What follows is a listing to be transcribed exactly.

···

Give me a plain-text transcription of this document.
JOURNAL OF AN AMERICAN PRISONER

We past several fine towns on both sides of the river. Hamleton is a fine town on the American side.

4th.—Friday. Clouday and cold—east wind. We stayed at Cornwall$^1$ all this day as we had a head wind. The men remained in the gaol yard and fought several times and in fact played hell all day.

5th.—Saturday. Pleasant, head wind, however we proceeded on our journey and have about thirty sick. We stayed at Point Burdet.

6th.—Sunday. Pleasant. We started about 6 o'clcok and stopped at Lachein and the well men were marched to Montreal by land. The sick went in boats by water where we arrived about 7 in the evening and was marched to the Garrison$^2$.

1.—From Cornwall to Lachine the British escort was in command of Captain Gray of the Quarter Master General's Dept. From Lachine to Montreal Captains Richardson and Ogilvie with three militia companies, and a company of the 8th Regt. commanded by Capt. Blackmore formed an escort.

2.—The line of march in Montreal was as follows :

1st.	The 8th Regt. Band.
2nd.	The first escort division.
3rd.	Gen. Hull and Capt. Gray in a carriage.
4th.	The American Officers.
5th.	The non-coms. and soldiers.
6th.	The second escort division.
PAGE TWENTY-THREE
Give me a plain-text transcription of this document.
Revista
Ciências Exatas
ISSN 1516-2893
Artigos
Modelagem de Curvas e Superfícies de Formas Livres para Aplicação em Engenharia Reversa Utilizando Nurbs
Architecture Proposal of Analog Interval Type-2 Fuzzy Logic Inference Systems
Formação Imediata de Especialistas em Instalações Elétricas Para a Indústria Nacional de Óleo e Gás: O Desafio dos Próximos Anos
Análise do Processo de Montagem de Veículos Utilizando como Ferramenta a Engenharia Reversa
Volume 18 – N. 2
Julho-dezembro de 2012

···

**FULL ANSWER:**
Give me a plain-text transcription of this document.
JOURNAL OF AN AMERICAN PRISONER

We past several fine towns on both sides of the river. Hamleton is a fine town on the American side.

4th.—Friday. Clouday and cold—east wind. We stayed at Cornwall$^1$ all this day as we had a head wind. The men remained in the gaol yard and fought several times and in fact played hell all day.

5th.—Saturday. Pleasant, head wind, however we proceeded on our journey and have about thirty sick. We stayed at Point Burdet.

6th.—Sunday. Pleasant. We started about 6 o'clcok and stopped at Lachein and the well men were marched to Montreal by land. The sick went in boats by water where we arrived about 7 in the evening and was marched to the Garrison$^2$.

1.—From Cornwall to Lachine the British escort was in command of Captain Gray of the Quarter Master General's Dept. From Lachine to Montreal Captains Richardson and Ogilvie with three militia companies, and a company of the 8th Regt. commanded by Capt. Blackmore formed an escort.

2.—The line of march in Montreal was as follows :

1st.	The 8th Regt. Band.
2nd.	The first escort division.
3rd.	Gen. Hull and Capt. Gray in a carriage.
4th.	The American Officers.
5th.	The non-coms. and soldiers.
6th.	The second escort division.
PAGE TWENTY-THREE
Give me a plain-text transcription of this document.
Revista
Ciências Exatas
ISSN 1516-2893
Artigos
Modelagem de Curvas e Superfícies de Formas Livres para Aplicação em Engenharia Reversa Utilizando Nurbs
Architecture Proposal of Analog Interval Type-2 Fuzzy Logic Inference Systems
Formação Imediata de Especialistas em Instalações Elétricas Para a Indústria Nacional de Óleo e Gás: O Desafio dos Próximos Anos
Análise do Processo de Montagem de Veículos Utilizando como Ferramenta a Engenharia Reversa
Volume 18 – N. 2
Julho-dezembro de 2012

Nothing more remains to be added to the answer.